Your answer should be a single number: the count of lines that include the word "then".
+++
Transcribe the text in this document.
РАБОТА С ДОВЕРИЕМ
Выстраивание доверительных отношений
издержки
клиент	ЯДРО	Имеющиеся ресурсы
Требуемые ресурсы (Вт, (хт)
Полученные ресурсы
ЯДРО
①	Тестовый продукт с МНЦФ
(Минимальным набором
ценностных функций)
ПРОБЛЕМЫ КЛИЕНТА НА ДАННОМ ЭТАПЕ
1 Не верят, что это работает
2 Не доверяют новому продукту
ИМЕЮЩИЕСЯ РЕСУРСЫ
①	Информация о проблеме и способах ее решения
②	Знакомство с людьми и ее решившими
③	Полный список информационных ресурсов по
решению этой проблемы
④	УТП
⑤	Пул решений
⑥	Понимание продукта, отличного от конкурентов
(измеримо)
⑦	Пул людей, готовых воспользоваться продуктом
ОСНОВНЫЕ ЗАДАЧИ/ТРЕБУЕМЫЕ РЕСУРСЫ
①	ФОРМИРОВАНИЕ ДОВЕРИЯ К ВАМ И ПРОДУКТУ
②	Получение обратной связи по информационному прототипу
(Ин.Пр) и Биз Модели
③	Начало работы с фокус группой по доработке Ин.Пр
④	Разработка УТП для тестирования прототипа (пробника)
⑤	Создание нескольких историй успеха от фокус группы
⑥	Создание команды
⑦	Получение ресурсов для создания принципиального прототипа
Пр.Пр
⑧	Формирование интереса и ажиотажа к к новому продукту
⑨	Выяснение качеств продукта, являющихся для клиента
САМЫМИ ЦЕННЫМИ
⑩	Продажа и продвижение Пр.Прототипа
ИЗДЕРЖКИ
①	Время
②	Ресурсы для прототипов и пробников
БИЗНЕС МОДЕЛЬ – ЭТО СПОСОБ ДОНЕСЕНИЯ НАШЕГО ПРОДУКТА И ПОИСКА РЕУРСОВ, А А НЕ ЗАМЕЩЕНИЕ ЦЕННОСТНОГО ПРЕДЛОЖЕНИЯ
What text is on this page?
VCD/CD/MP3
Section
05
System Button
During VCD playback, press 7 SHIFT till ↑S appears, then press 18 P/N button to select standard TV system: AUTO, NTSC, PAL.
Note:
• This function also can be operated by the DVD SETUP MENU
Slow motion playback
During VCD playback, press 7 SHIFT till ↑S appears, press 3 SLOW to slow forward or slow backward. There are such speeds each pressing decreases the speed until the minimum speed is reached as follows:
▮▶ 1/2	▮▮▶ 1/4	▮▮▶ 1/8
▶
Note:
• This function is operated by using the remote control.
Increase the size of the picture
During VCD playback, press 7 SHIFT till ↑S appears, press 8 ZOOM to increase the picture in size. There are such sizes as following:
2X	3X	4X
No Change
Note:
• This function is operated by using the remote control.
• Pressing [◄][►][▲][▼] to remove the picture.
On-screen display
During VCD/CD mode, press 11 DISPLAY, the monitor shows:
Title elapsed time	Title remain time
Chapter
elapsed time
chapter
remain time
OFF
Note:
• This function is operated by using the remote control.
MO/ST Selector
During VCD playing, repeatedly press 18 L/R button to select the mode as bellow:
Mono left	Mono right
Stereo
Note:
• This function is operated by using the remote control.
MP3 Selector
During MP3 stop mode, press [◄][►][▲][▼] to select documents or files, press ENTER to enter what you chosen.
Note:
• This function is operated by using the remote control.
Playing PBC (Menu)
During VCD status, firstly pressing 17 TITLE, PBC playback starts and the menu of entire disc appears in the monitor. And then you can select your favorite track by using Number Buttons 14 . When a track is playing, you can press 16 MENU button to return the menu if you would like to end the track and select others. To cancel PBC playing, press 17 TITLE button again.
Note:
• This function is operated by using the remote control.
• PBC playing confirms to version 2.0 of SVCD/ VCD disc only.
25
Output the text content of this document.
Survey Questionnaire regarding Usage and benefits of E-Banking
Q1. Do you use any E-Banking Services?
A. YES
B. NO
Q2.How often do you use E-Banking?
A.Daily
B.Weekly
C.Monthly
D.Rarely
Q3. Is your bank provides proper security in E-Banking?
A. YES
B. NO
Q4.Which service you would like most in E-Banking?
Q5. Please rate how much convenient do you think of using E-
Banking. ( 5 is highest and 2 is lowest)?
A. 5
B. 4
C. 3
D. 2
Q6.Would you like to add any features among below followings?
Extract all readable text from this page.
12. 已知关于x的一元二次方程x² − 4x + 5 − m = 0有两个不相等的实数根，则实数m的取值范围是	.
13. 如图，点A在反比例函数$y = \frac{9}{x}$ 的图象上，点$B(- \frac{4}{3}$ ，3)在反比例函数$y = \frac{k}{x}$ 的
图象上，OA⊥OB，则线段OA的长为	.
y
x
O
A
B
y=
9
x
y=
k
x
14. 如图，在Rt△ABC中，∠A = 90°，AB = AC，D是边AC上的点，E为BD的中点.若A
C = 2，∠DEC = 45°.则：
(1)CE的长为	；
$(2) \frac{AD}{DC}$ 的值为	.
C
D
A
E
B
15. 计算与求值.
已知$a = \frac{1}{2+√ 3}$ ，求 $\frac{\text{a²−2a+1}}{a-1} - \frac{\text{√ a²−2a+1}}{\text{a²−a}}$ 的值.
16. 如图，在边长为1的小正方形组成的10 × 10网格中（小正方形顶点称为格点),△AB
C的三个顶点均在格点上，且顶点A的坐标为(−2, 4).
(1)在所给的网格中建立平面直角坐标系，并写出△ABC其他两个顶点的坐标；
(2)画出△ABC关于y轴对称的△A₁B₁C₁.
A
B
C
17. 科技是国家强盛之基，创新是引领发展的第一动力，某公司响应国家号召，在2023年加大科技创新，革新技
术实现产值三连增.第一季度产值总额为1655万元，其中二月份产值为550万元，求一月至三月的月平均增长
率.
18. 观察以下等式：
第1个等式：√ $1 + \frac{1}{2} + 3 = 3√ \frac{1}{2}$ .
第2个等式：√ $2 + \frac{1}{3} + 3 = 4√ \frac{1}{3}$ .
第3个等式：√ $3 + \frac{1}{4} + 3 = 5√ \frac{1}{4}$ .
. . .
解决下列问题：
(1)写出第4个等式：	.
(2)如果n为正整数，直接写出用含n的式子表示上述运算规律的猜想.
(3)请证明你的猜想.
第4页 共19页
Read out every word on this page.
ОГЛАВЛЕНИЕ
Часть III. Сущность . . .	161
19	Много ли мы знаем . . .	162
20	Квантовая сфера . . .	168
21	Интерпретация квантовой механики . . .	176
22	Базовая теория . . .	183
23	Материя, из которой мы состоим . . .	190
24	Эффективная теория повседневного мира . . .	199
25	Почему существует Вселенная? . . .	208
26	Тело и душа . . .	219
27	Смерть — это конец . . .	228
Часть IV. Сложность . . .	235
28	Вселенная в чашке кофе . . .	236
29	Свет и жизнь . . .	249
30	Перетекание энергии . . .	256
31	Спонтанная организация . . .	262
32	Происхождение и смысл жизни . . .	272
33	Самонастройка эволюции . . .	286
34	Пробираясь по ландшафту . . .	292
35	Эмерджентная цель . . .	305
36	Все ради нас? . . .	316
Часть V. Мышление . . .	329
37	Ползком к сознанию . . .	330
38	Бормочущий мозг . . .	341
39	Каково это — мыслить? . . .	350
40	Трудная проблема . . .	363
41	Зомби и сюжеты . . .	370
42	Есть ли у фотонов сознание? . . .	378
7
+++
§ **RESPONSE FOR THIS EXERCISE**
2